- _QUOTED PASSAGE_
A critical technical advance is the use of cyclic percentile rotation during adaptive scheduling (Figure 5), which ensures all spatial positions are periodically updated, avoiding the fixation and starvation observed in static token ranking schemes.
Figure 5: Features from the previous scale are aggregated, normalized, and undergo cyclic rotation before depth score assignment.
Finally, output codes are blended proportional to the assigned depth scores, so deeper tokens (subjected to more computation) dominate feature updates, promoting detail refinement, while shallow tokens serve to control the gradient of change.
Empirical Results
On standard VAR architectures (Infinity-2B and HART-0.7B), DepthVAR achieves 2.3×–3.1× acceleration over default inference with negligible or no loss in GenEval [ghosh2023geneval], HPSv2.1 [wu2023humanhps], and ImageReward [xu2023imagereward] metrics. It consistently outperforms prior hard-pruning/token-merging approaches in both speed and quality, and, owing to its training-free nature, presents a robust baseline for plug-and-play deployment in pretrained VAR systems.

Bounding box prediction lines:
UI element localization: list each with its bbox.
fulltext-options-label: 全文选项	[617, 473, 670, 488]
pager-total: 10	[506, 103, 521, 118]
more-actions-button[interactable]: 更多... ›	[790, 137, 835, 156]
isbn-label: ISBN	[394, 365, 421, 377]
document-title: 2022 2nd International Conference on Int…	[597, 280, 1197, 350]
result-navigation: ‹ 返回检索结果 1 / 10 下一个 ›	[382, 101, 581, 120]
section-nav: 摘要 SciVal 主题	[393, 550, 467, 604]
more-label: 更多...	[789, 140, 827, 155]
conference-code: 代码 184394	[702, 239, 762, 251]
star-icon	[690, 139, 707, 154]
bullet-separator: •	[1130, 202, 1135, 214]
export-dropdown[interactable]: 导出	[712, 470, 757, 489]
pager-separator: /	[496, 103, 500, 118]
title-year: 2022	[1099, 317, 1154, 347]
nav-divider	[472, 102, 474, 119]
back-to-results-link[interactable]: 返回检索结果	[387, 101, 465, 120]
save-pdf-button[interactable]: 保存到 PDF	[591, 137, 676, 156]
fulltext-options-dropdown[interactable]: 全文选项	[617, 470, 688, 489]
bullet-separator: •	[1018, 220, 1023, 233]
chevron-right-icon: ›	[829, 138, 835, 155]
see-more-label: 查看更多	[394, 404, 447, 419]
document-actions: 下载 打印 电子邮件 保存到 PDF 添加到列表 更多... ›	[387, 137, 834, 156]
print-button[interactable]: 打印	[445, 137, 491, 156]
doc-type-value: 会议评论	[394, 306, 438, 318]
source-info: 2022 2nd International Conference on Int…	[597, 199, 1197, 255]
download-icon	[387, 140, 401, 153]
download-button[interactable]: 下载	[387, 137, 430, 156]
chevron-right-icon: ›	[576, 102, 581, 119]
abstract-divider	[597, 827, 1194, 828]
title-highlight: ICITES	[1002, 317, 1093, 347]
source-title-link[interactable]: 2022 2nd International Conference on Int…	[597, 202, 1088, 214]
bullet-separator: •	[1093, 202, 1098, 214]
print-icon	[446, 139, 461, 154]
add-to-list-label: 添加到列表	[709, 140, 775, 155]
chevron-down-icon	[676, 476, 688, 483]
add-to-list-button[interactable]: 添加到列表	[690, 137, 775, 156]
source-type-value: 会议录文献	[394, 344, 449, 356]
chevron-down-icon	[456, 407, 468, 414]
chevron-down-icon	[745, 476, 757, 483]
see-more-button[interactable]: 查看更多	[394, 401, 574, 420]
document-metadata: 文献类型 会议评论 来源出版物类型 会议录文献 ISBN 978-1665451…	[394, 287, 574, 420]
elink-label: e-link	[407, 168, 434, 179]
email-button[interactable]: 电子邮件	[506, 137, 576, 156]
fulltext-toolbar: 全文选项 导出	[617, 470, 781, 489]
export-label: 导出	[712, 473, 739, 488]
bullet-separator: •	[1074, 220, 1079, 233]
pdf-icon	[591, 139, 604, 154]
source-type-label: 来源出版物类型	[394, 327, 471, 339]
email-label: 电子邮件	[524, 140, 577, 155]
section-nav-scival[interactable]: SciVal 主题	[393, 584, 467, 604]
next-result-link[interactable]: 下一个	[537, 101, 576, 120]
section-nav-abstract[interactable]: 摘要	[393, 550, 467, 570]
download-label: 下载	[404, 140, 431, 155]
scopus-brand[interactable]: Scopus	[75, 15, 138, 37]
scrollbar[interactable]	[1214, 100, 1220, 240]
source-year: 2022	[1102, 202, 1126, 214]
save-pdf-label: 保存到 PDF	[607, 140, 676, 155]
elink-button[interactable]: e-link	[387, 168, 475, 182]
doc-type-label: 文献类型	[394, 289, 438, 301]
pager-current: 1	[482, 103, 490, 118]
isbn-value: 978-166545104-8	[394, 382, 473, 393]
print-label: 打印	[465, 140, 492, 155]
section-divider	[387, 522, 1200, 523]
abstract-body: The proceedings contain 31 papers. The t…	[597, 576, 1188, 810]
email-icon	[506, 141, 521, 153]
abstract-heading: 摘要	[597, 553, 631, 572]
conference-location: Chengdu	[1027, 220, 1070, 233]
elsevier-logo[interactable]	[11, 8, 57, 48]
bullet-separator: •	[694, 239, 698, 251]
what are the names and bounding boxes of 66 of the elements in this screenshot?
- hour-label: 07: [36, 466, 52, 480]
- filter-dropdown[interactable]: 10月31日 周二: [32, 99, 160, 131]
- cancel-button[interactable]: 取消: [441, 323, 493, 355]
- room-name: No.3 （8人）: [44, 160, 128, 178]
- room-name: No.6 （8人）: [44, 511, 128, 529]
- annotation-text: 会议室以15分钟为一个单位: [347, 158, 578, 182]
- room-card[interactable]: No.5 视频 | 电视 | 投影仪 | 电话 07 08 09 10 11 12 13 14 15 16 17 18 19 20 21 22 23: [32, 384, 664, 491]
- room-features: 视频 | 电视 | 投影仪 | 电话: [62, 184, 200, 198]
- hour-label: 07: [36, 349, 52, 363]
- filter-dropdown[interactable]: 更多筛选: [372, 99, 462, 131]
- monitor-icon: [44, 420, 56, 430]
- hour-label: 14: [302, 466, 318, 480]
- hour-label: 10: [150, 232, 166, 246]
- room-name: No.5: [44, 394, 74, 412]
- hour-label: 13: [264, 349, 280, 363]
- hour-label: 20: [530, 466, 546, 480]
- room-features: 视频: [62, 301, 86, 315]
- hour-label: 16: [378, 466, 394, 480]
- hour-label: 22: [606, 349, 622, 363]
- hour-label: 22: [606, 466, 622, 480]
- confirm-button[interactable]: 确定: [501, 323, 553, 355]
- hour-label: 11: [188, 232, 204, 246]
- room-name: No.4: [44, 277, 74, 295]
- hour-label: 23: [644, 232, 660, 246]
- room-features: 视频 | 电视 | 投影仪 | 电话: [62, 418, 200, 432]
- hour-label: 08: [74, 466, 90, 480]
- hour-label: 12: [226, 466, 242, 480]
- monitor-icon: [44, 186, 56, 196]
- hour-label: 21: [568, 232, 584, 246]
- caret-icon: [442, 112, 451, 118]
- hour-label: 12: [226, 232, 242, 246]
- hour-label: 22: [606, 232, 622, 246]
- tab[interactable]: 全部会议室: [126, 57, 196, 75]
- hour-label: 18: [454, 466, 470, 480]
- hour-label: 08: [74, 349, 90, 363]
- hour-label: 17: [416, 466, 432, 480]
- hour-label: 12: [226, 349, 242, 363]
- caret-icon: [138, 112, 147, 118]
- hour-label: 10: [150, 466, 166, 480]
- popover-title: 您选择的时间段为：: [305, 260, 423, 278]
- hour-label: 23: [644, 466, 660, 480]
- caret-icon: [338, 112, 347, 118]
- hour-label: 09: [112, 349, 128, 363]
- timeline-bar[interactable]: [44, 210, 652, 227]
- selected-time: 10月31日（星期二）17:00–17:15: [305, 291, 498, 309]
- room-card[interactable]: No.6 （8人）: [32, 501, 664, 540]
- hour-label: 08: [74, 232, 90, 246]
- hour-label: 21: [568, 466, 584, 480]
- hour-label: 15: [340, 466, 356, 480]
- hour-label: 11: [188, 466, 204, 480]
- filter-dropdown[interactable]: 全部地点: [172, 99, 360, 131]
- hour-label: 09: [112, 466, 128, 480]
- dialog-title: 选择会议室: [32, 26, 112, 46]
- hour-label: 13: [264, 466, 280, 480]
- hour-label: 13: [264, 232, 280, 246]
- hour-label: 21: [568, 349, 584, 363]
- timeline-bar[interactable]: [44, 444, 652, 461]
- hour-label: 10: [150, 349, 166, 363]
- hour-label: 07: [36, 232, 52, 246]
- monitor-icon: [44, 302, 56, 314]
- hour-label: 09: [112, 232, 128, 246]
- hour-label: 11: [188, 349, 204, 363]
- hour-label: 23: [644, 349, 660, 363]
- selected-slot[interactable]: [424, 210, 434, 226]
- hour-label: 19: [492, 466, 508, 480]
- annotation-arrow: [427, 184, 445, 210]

- _EXERCISE 1_
Output the section of the DepthVAR passage that starts at the words "Finally, output codes" and ends after the words "pretrained VAR systems.".
- _EXERCISE 2_
List every evaluation metric named in the DepthVAR passage.
These lines have no connection to the DepthVAR passage.

- _ANSWER 1_
Finally, output codes are blended proportional to the assigned depth scores, so deeper tokens (subjected to more computation) dominate feature updates, promoting detail refinement, while shallow tokens serve to control the gradient of change.
Empirical Results
On standard VAR architectures (Infinity-2B and HART-0.7B), DepthVAR achieves 2.3×–3.1× acceleration over default inference with negligible or no loss in GenEval [ghosh2023geneval], HPSv2.1 [wu2023humanhps], and ImageReward [xu2023imagereward] metrics. It consistently outperforms prior hard-pruning/token-merging approaches in both speed and quality, and, owing to its training-free nature, presents a robust baseline for plug-and-play deployment in pretrained VAR systems.

- _ANSWER 2_
GenEval, HPSv2.1, ImageReward